§ SET EXERCISE:
Render every line of the material below as a numbered list, skipping blank lines and omitting the pictures.

-- start --

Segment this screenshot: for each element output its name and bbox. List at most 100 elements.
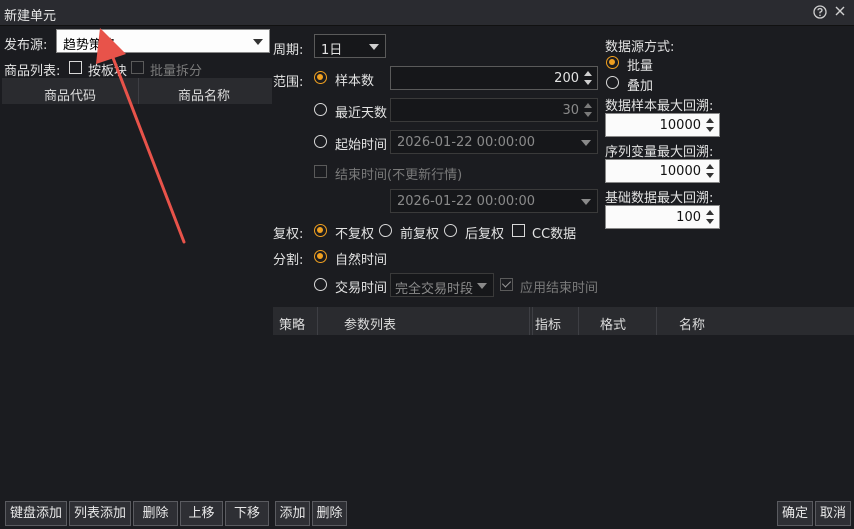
keyboard-add-button[interactable]: 键盘添加 [5, 501, 67, 526]
column-header-name: 名称 [679, 318, 706, 333]
move-up-button[interactable]: 上移 [180, 501, 223, 526]
start-time-radio[interactable] [314, 135, 327, 148]
column-header-name: 商品名称 [178, 89, 231, 104]
close-icon[interactable] [832, 5, 848, 21]
publish-source-combo[interactable]: 趋势策略 [56, 29, 270, 53]
column-divider [138, 78, 139, 104]
split-label: 分割: [273, 253, 304, 268]
column-divider [578, 307, 579, 335]
chevron-down-icon [369, 44, 379, 50]
overlay-radio[interactable] [606, 76, 619, 89]
batch-radio[interactable] [606, 56, 619, 69]
spin-up-icon[interactable] [706, 118, 714, 123]
column-header-strategy: 策略 [279, 318, 306, 333]
sample-count-spinbox[interactable]: 200 [390, 66, 598, 90]
product-table-header: 商品代码 商品名称 [2, 78, 272, 104]
column-divider [317, 307, 318, 335]
spin-down-icon[interactable] [706, 173, 714, 178]
start-time-label: 起始时间 [335, 138, 388, 153]
publish-source-label: 发布源: [4, 38, 48, 53]
max-seq-label: 序列变量最大回溯: [605, 145, 714, 160]
period-combo[interactable]: 1日 [314, 34, 386, 58]
list-add-button[interactable]: 列表添加 [69, 501, 131, 526]
delete-strategy-button[interactable]: 删除 [312, 501, 347, 526]
by-block-label: 按板块 [88, 64, 128, 79]
spin-up-icon[interactable] [584, 71, 592, 76]
add-strategy-button[interactable]: 添加 [275, 501, 310, 526]
max-sample-value: 10000 [659, 118, 701, 133]
title-bar [0, 0, 854, 26]
recent-days-spinbox[interactable]: 30 [390, 98, 598, 122]
ok-button[interactable]: 确定 [777, 501, 813, 526]
period-label: 周期: [273, 43, 304, 58]
column-header-format: 格式 [600, 318, 627, 333]
column-header-params: 参数列表 [344, 318, 397, 333]
strategy-table-header: 策略 参数列表 指标 格式 名称 [273, 307, 854, 335]
chevron-down-icon [581, 199, 591, 205]
by-block-checkbox[interactable] [69, 61, 82, 74]
natural-time-label: 自然时间 [335, 253, 388, 268]
sample-count-value: 200 [554, 71, 579, 86]
max-base-value: 100 [676, 210, 701, 225]
delete-product-button[interactable]: 删除 [133, 501, 178, 526]
max-base-spinbox[interactable]: 100 [605, 205, 720, 229]
pre-adjust-label: 前复权 [400, 227, 440, 242]
trade-time-radio[interactable] [314, 278, 327, 291]
start-time-combo[interactable]: 2026-01-22 00:00:00 [390, 130, 598, 154]
help-icon[interactable] [812, 5, 828, 21]
range-label: 范围: [273, 75, 304, 90]
max-seq-value: 10000 [659, 164, 701, 179]
publish-source-value: 趋势策略 [63, 38, 116, 53]
end-time-combo[interactable]: 2026-01-22 00:00:00 [390, 189, 598, 213]
window-title: 新建单元 [4, 9, 57, 24]
recent-days-radio[interactable] [314, 103, 327, 116]
start-time-value: 2026-01-22 00:00:00 [397, 135, 536, 150]
chevron-down-icon [581, 140, 591, 146]
chevron-down-icon [253, 39, 263, 45]
trade-time-label: 交易时间 [335, 281, 388, 296]
batch-label: 批量 [627, 59, 654, 74]
end-time-label: 结束时间(不更新行情) [335, 168, 463, 183]
column-header-indicator: 指标 [535, 318, 562, 333]
overlay-label: 叠加 [627, 79, 654, 94]
trade-session-combo[interactable]: 完全交易时段 [390, 273, 494, 297]
pre-adjust-radio[interactable] [379, 224, 392, 237]
spin-down-icon[interactable] [584, 80, 592, 85]
max-seq-spinbox[interactable]: 10000 [605, 159, 720, 183]
batch-split-checkbox[interactable] [131, 61, 144, 74]
max-sample-label: 数据样本最大回溯: [605, 99, 714, 114]
natural-time-radio[interactable] [314, 250, 327, 263]
datasource-label: 数据源方式: [605, 40, 675, 55]
end-time-checkbox[interactable] [314, 165, 327, 178]
period-value: 1日 [321, 43, 343, 58]
sample-count-radio[interactable] [314, 71, 327, 84]
apply-end-time-checkbox[interactable] [500, 278, 513, 291]
max-base-label: 基础数据最大回溯: [605, 191, 714, 206]
post-adjust-label: 后复权 [465, 227, 505, 242]
no-adjust-label: 不复权 [335, 227, 375, 242]
product-list-label: 商品列表: [4, 64, 61, 79]
column-divider [529, 307, 530, 335]
spin-down-icon[interactable] [584, 112, 592, 117]
end-time-value: 2026-01-22 00:00:00 [397, 194, 536, 209]
recent-days-label: 最近天数 [335, 106, 388, 121]
cc-data-label: CC数据 [532, 227, 577, 242]
cc-data-checkbox[interactable] [512, 224, 525, 237]
post-adjust-radio[interactable] [444, 224, 457, 237]
batch-split-label: 批量拆分 [150, 64, 203, 79]
spin-down-icon[interactable] [706, 127, 714, 132]
max-sample-spinbox[interactable]: 10000 [605, 113, 720, 137]
recent-days-value: 30 [562, 103, 579, 118]
trade-session-value: 完全交易时段 [395, 282, 474, 297]
spin-up-icon[interactable] [706, 210, 714, 215]
column-header-code: 商品代码 [44, 89, 97, 104]
no-adjust-radio[interactable] [314, 224, 327, 237]
column-divider [656, 307, 657, 335]
spin-up-icon[interactable] [706, 164, 714, 169]
spin-up-icon[interactable] [584, 103, 592, 108]
move-down-button[interactable]: 下移 [225, 501, 269, 526]
cancel-button[interactable]: 取消 [815, 501, 851, 526]
spin-down-icon[interactable] [706, 219, 714, 224]
adjust-label: 复权: [273, 227, 304, 242]
chevron-down-icon [477, 283, 487, 289]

-- end --

§ TASK OUTPUT:
1. Segment this screenshot: for each element output its name and bbox. List at most 100 elements.
2. keyboard-add-button[interactable]: 键盘添加 [5, 501, 67, 526]
3. column-header-name: 名称 [679, 318, 706, 333]
4. move-up-button[interactable]: 上移 [180, 501, 223, 526]
5. start-time-radio[interactable] [314, 135, 327, 148]
6. column-header-name: 商品名称 [178, 89, 231, 104]
7. close-icon[interactable] [832, 5, 848, 21]
8. publish-source-combo[interactable]: 趋势策略 [56, 29, 270, 53]
9. column-divider [138, 78, 139, 104]
10. split-label: 分割: [273, 253, 304, 268]
11. column-divider [578, 307, 579, 335]
12. chevron-down-icon [369, 44, 379, 50]
13. overlay-radio[interactable] [606, 76, 619, 89]
14. batch-radio[interactable] [606, 56, 619, 69]
15. spin-up-icon[interactable] [706, 118, 714, 123]
16. column-header-strategy: 策略 [279, 318, 306, 333]
17. sample-count-spinbox[interactable]: 200 [390, 66, 598, 90]
18. product-table-header: 商品代码 商品名称 [2, 78, 272, 104]
19. column-divider [317, 307, 318, 335]
20. spin-down-icon[interactable] [706, 173, 714, 178]
21. start-time-label: 起始时间 [335, 138, 388, 153]
22. publish-source-label: 发布源: [4, 38, 48, 53]
23. max-seq-label: 序列变量最大回溯: [605, 145, 714, 160]
24. period-combo[interactable]: 1日 [314, 34, 386, 58]
25. list-add-button[interactable]: 列表添加 [69, 501, 131, 526]
26. delete-strategy-button[interactable]: 删除 [312, 501, 347, 526]
27. by-block-label: 按板块 [88, 64, 128, 79]
28. spin-up-icon[interactable] [584, 71, 592, 76]
29. add-strategy-button[interactable]: 添加 [275, 501, 310, 526]
30. max-sample-value: 10000 [659, 118, 701, 133]
31. title-bar [0, 0, 854, 26]
32. recent-days-spinbox[interactable]: 30 [390, 98, 598, 122]
33. ok-button[interactable]: 确定 [777, 501, 813, 526]
34. period-label: 周期: [273, 43, 304, 58]
35. column-header-format: 格式 [600, 318, 627, 333]
36. column-header-params: 参数列表 [344, 318, 397, 333]
37. strategy-table-header: 策略 参数列表 指标 格式 名称 [273, 307, 854, 335]
38. chevron-down-icon [581, 199, 591, 205]
39. by-block-checkbox[interactable] [69, 61, 82, 74]
40. natural-time-label: 自然时间 [335, 253, 388, 268]
41. sample-count-value: 200 [554, 71, 579, 86]
42. max-base-value: 100 [676, 210, 701, 225]
43. delete-product-button[interactable]: 删除 [133, 501, 178, 526]
44. max-base-spinbox[interactable]: 100 [605, 205, 720, 229]
45. pre-adjust-label: 前复权 [400, 227, 440, 242]
46. trade-time-radio[interactable] [314, 278, 327, 291]
47. start-time-combo[interactable]: 2026-01-22 00:00:00 [390, 130, 598, 154]
48. help-icon[interactable] [812, 5, 828, 21]
49. range-label: 范围: [273, 75, 304, 90]
50. max-seq-value: 10000 [659, 164, 701, 179]
51. publish-source-value: 趋势策略 [63, 38, 116, 53]
52. end-time-combo[interactable]: 2026-01-22 00:00:00 [390, 189, 598, 213]
53. window-title: 新建单元 [4, 9, 57, 24]
54. recent-days-radio[interactable] [314, 103, 327, 116]
55. start-time-value: 2026-01-22 00:00:00 [397, 135, 536, 150]
56. chevron-down-icon [581, 140, 591, 146]
57. chevron-down-icon [253, 39, 263, 45]
58. trade-time-label: 交易时间 [335, 281, 388, 296]
59. batch-label: 批量 [627, 59, 654, 74]
60. end-time-label: 结束时间(不更新行情) [335, 168, 463, 183]
61. column-header-indicator: 指标 [535, 318, 562, 333]
62. overlay-label: 叠加 [627, 79, 654, 94]
63. trade-session-combo[interactable]: 完全交易时段 [390, 273, 494, 297]
64. pre-adjust-radio[interactable] [379, 224, 392, 237]
65. spin-down-icon[interactable] [584, 80, 592, 85]
66. max-seq-spinbox[interactable]: 10000 [605, 159, 720, 183]
67. batch-split-checkbox[interactable] [131, 61, 144, 74]
68. max-sample-label: 数据样本最大回溯: [605, 99, 714, 114]
69. natural-time-radio[interactable] [314, 250, 327, 263]
70. datasource-label: 数据源方式: [605, 40, 675, 55]
71. end-time-checkbox[interactable] [314, 165, 327, 178]
72. period-value: 1日 [321, 43, 343, 58]
73. sample-count-radio[interactable] [314, 71, 327, 84]
74. apply-end-time-checkbox[interactable] [500, 278, 513, 291]
75. max-base-label: 基础数据最大回溯: [605, 191, 714, 206]
76. post-adjust-label: 后复权 [465, 227, 505, 242]
77. no-adjust-label: 不复权 [335, 227, 375, 242]
78. product-list-label: 商品列表: [4, 64, 61, 79]
79. column-divider [529, 307, 530, 335]
80. spin-down-icon[interactable] [584, 112, 592, 117]
81. end-time-value: 2026-01-22 00:00:00 [397, 194, 536, 209]
82. recent-days-label: 最近天数 [335, 106, 388, 121]
83. cc-data-label: CC数据 [532, 227, 577, 242]
84. cc-data-checkbox[interactable] [512, 224, 525, 237]
85. post-adjust-radio[interactable] [444, 224, 457, 237]
86. batch-split-label: 批量拆分 [150, 64, 203, 79]
87. spin-down-icon[interactable] [706, 127, 714, 132]
88. max-sample-spinbox[interactable]: 10000 [605, 113, 720, 137]
89. recent-days-value: 30 [562, 103, 579, 118]
90. trade-session-value: 完全交易时段 [395, 282, 474, 297]
91. spin-up-icon[interactable] [706, 210, 714, 215]
92. column-header-code: 商品代码 [44, 89, 97, 104]
93. no-adjust-radio[interactable] [314, 224, 327, 237]
94. column-divider [656, 307, 657, 335]
95. spin-up-icon[interactable] [706, 164, 714, 169]
96. spin-up-icon[interactable] [584, 103, 592, 108]
97. move-down-button[interactable]: 下移 [225, 501, 269, 526]
98. cancel-button[interactable]: 取消 [815, 501, 851, 526]
99. spin-down-icon[interactable] [706, 219, 714, 224]
100. adjust-label: 复权: [273, 227, 304, 242]
101. chevron-down-icon [477, 283, 487, 289]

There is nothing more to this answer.